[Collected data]
----------------------------------------
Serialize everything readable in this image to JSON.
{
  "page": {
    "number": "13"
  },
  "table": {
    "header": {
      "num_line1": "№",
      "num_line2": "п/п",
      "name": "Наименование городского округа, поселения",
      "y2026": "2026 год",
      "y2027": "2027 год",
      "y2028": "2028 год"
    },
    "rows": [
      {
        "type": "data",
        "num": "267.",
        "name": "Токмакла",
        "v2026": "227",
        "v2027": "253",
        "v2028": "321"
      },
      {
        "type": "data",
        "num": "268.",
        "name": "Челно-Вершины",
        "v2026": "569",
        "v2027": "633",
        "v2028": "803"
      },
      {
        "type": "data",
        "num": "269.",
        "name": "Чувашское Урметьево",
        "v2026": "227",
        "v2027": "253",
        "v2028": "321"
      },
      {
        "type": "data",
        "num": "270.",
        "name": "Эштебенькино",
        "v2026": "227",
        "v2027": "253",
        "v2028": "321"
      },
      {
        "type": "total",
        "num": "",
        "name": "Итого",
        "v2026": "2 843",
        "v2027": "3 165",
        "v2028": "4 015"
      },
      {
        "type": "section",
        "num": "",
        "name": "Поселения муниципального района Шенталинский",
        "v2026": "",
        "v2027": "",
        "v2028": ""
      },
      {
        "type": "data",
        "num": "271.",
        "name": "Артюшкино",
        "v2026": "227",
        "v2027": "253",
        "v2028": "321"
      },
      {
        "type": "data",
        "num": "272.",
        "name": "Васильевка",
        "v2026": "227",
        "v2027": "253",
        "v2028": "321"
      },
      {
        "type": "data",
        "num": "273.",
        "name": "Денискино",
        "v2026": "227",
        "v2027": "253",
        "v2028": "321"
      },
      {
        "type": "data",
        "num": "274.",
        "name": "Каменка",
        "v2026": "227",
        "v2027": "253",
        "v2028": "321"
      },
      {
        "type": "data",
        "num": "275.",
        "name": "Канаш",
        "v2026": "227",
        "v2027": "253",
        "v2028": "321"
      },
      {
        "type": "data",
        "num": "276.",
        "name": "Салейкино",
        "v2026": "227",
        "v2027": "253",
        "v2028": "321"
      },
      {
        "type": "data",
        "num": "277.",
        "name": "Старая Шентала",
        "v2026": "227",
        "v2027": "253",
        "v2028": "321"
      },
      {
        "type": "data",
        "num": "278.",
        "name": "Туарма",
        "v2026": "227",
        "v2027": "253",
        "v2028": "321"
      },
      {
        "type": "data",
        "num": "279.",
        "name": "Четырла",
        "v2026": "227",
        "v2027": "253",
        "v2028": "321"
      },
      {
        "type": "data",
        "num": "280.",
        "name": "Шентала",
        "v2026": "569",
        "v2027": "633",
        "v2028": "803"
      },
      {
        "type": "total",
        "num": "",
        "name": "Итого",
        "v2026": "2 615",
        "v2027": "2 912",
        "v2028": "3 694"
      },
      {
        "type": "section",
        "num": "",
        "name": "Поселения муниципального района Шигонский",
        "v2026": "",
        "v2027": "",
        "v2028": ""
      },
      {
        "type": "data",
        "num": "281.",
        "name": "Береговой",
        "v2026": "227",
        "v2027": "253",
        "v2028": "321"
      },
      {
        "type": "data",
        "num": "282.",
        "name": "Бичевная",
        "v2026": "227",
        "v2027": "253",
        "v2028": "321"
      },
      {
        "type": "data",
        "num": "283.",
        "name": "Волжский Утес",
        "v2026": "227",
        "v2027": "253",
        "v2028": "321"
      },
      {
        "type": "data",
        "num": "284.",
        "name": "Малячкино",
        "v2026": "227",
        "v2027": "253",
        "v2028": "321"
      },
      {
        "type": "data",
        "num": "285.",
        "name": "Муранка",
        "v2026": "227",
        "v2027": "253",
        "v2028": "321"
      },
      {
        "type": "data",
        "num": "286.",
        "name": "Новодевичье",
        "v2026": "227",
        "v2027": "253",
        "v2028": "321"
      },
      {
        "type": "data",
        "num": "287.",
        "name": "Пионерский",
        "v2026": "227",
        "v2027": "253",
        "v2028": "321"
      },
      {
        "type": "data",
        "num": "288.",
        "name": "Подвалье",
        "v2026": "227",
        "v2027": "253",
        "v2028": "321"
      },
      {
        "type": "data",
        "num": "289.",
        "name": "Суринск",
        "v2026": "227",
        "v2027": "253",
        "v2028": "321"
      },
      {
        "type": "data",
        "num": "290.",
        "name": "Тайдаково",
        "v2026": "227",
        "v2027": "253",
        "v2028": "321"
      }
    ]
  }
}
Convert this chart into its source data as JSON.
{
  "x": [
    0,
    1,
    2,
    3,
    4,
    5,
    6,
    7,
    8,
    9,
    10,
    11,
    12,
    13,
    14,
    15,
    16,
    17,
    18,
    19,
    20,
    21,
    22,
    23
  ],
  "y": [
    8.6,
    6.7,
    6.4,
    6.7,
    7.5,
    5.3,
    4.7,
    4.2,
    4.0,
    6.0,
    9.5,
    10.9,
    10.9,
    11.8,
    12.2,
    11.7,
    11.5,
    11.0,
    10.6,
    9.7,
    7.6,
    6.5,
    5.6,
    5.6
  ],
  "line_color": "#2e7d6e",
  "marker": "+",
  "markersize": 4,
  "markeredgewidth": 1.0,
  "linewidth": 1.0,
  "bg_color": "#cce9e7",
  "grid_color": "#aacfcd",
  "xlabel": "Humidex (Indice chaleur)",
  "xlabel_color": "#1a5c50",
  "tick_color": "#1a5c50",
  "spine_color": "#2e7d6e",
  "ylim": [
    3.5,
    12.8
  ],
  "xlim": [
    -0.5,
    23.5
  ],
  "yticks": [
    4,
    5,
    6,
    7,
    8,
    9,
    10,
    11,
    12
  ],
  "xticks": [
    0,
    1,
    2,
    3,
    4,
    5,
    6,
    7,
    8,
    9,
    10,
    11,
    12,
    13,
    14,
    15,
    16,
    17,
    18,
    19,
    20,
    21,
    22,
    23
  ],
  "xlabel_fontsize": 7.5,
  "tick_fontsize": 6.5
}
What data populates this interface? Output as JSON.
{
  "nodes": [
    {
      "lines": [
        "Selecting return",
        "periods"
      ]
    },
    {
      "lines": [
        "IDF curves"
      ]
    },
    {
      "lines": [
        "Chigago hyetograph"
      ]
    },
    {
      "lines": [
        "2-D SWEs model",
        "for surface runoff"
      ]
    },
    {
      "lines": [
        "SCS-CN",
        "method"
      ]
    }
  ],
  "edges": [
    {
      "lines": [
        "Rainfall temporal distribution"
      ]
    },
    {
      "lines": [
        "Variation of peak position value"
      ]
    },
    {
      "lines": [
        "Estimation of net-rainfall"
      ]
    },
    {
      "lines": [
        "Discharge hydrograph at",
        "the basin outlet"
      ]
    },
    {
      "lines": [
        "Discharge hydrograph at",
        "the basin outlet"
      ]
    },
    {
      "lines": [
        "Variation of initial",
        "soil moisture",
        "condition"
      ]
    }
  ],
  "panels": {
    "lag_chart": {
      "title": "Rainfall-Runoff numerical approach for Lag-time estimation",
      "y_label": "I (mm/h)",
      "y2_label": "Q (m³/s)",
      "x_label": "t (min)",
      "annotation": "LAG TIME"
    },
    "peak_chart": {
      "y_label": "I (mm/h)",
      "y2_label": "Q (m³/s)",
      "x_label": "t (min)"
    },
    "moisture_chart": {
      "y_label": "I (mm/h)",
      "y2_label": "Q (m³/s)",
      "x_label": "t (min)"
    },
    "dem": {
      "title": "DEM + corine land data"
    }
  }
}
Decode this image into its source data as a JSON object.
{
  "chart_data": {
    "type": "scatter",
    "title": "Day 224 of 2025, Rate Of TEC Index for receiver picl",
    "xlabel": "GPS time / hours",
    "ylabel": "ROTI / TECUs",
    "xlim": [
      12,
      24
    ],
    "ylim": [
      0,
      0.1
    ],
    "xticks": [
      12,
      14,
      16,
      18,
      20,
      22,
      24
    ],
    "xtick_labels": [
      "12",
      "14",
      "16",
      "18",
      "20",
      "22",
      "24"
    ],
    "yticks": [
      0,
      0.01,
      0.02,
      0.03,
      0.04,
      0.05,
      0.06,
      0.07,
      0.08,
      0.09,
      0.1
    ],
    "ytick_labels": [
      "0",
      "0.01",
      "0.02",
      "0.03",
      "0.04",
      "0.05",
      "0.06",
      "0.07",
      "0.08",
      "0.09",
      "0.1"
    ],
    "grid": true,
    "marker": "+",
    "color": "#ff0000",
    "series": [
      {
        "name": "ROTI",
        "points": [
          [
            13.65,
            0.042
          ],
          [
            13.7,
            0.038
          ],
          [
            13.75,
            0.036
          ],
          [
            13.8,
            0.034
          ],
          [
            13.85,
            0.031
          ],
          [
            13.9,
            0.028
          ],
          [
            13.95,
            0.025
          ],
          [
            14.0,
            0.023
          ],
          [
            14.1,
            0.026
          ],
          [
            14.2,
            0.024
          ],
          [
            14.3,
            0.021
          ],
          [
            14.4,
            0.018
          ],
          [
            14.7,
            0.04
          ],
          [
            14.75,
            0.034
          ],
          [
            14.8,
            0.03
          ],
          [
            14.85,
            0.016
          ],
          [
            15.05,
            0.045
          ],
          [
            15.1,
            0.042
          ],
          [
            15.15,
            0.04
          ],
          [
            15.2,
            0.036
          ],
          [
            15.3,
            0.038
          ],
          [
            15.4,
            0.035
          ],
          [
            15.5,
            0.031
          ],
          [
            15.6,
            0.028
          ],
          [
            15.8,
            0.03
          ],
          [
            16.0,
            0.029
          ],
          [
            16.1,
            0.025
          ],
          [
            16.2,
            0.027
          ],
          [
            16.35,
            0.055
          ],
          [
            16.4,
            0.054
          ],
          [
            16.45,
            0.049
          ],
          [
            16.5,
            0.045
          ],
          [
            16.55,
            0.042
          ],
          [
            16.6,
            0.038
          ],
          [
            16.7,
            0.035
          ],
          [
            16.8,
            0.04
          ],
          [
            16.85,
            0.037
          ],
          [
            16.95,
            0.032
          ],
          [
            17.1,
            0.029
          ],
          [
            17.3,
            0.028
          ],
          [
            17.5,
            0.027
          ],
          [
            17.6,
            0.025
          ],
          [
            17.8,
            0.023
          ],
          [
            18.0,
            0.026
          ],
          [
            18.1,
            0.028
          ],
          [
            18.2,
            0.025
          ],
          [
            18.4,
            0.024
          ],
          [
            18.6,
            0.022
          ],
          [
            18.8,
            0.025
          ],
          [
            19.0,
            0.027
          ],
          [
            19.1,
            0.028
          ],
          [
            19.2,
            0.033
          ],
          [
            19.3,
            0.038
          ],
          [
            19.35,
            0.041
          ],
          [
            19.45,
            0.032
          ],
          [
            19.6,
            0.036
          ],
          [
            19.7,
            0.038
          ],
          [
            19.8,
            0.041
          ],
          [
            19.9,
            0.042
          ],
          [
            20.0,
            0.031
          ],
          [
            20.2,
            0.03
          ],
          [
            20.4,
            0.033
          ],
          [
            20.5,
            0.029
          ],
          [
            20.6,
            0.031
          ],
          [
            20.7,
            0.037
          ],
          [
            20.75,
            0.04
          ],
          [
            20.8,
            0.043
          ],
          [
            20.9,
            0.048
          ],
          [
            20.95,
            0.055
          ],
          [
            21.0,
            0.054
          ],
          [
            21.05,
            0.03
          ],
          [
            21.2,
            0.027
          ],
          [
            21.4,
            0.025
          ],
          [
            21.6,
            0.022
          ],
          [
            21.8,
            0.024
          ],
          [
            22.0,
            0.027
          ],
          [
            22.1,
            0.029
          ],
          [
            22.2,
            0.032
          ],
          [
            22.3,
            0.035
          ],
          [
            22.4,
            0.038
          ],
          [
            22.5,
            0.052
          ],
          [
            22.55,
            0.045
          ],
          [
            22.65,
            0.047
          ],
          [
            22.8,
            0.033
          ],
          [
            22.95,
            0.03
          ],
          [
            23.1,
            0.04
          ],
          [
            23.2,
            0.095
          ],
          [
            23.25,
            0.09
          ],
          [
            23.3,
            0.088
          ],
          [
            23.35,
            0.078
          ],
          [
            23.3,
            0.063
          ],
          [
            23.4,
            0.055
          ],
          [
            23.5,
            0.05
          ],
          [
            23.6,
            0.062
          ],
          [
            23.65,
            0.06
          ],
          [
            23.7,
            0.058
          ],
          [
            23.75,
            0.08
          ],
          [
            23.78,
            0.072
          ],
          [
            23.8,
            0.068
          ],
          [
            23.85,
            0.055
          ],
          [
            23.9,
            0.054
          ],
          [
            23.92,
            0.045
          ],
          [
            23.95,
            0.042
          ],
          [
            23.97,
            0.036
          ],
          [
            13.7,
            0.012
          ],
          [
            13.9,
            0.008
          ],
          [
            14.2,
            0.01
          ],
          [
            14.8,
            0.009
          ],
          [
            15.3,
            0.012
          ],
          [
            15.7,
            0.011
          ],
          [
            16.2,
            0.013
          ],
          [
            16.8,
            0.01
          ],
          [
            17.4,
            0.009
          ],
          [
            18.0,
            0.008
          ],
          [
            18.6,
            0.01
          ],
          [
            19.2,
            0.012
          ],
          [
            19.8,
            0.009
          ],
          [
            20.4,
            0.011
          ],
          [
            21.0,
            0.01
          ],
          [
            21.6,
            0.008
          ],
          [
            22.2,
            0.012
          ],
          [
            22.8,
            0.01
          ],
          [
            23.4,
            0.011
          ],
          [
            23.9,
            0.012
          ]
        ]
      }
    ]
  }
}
----------------------------------------
» **Your goal**
Look through the material above. Copy each line where the word "into" appears.

» **Reply to the task**
Convert this chart into its source data as JSON.
Decode this image into its source data as a JSON object.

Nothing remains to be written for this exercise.